* REQUIREMENTS *
Wherever "Dressing" appears in a line, copy that line.

* DATA LINES *
^^^^^^^^

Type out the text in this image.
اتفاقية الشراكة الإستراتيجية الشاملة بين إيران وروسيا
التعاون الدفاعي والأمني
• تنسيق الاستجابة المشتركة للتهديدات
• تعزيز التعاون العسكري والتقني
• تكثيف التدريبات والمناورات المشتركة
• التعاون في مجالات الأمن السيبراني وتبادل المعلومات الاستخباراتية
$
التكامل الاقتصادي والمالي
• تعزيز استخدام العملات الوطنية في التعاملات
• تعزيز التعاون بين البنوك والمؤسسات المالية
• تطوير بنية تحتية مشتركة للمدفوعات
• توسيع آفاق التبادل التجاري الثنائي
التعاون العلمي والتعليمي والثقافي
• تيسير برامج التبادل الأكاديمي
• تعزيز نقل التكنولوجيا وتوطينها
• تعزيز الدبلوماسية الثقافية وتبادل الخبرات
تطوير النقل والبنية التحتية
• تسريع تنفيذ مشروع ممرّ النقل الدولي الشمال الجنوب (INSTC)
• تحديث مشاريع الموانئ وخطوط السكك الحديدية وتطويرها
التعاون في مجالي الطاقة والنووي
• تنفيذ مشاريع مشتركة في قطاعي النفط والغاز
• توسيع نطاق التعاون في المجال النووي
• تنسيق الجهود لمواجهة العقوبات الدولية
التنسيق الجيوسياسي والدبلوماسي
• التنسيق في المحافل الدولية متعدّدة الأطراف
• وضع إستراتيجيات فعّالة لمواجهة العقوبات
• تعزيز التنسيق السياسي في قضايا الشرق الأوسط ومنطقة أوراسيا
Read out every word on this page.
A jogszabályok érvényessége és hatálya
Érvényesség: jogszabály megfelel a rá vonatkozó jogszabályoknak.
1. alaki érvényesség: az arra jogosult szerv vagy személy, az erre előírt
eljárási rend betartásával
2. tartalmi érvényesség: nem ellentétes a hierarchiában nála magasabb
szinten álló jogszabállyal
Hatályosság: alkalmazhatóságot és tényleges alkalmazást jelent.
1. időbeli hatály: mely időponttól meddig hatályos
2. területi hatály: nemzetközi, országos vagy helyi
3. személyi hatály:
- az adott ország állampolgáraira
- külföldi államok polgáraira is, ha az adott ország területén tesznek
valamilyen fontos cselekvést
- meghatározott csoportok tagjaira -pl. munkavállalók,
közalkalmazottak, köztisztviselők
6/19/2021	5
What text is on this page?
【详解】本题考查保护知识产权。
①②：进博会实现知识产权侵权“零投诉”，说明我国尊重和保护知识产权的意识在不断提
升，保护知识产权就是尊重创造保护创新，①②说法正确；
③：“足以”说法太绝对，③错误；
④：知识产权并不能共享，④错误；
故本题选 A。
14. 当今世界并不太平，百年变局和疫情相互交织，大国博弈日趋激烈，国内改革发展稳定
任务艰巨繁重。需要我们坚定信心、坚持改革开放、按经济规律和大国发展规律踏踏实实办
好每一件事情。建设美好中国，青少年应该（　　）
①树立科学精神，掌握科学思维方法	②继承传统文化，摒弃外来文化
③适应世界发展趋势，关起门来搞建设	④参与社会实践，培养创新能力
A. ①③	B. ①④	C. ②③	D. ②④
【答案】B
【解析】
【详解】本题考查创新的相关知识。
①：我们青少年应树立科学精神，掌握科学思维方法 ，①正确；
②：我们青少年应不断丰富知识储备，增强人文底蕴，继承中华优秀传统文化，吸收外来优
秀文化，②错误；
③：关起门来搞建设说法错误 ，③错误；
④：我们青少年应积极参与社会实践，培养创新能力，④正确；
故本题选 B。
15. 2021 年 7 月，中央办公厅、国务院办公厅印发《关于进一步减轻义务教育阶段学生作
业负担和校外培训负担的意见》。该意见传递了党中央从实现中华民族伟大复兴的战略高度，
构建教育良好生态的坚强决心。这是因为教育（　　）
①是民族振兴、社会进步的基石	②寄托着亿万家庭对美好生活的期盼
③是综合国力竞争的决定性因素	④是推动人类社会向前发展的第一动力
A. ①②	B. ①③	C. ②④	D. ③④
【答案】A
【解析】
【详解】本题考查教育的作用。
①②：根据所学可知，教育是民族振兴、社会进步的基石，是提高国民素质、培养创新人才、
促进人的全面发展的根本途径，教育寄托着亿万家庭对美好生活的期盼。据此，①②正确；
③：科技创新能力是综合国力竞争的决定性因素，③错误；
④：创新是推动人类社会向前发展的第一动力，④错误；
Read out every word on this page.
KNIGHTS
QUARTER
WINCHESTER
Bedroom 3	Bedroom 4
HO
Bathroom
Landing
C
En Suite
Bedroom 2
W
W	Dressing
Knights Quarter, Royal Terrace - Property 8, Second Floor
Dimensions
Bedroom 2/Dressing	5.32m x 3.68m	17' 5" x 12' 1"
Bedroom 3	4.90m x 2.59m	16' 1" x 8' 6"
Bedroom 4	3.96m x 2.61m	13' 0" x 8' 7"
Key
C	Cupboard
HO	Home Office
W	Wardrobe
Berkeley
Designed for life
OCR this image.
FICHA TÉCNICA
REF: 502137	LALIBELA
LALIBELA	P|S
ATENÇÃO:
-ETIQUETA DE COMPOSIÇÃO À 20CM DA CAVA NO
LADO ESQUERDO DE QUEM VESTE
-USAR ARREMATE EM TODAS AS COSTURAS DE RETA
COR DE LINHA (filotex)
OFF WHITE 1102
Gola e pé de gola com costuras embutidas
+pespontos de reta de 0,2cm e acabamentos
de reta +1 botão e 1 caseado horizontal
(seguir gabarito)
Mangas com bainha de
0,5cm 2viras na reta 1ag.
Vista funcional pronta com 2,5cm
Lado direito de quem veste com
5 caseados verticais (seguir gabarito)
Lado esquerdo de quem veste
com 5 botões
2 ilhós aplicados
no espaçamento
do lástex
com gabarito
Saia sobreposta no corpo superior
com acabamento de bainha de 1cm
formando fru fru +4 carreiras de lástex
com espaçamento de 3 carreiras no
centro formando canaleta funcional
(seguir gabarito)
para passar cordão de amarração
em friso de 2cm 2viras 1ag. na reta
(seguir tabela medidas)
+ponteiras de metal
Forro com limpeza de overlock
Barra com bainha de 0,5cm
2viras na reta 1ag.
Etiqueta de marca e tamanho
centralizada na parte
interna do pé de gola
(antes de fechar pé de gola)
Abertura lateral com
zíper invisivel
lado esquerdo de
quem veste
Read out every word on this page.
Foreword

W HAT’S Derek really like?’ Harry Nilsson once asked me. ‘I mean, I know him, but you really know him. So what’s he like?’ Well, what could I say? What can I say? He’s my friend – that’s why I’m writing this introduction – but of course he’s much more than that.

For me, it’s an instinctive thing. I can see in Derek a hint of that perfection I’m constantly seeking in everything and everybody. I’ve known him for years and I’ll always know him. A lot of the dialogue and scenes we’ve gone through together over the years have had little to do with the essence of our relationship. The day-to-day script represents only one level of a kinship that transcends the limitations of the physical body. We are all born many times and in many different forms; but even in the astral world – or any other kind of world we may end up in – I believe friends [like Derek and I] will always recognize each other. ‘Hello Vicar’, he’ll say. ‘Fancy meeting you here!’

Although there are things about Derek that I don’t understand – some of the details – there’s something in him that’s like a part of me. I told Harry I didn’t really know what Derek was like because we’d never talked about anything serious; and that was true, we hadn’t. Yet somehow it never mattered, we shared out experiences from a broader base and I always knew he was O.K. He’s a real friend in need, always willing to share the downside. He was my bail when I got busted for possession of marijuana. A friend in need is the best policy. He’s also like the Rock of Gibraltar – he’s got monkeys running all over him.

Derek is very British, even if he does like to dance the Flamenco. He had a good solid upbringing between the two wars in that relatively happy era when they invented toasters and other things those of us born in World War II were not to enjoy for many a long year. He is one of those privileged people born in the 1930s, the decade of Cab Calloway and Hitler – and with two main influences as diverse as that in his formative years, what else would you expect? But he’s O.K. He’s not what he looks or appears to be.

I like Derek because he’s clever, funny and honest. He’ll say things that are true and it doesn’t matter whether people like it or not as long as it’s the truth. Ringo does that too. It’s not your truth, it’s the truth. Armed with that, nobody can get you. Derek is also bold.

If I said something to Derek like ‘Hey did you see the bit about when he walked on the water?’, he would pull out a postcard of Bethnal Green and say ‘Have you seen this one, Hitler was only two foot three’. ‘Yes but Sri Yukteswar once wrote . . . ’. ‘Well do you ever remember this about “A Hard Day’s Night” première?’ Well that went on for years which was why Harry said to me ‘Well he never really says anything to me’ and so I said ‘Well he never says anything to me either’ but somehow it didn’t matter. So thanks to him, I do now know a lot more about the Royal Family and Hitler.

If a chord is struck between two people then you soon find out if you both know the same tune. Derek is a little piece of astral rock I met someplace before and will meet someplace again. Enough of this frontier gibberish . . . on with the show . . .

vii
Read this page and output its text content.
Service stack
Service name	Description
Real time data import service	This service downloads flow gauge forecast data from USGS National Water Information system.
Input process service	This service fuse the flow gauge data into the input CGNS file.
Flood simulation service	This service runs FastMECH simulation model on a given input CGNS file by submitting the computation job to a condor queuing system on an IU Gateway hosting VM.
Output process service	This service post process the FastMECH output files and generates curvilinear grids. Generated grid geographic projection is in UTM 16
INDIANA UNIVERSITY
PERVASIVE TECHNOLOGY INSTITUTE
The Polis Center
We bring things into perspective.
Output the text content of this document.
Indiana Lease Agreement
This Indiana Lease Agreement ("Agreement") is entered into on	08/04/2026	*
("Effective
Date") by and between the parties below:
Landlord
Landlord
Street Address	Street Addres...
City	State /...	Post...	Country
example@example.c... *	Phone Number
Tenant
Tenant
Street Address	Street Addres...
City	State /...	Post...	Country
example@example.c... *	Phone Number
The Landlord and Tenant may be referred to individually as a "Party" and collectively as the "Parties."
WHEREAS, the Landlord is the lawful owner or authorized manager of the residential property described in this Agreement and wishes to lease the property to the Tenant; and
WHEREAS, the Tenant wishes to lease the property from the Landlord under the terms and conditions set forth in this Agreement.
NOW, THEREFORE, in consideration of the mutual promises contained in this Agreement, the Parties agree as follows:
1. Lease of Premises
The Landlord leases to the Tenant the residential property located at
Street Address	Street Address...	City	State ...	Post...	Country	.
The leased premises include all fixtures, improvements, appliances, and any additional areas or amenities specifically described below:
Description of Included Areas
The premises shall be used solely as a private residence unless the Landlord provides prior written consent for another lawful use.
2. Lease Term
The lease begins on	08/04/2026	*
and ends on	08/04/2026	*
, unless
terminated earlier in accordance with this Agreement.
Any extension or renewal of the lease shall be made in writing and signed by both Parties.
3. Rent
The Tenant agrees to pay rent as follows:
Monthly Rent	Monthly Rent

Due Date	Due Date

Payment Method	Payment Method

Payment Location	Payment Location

^^^^^^^^

* RESPONSE *
W	Dressing
Bedroom 2/Dressing	5.32m x 3.68m	17' 5" x 12' 1"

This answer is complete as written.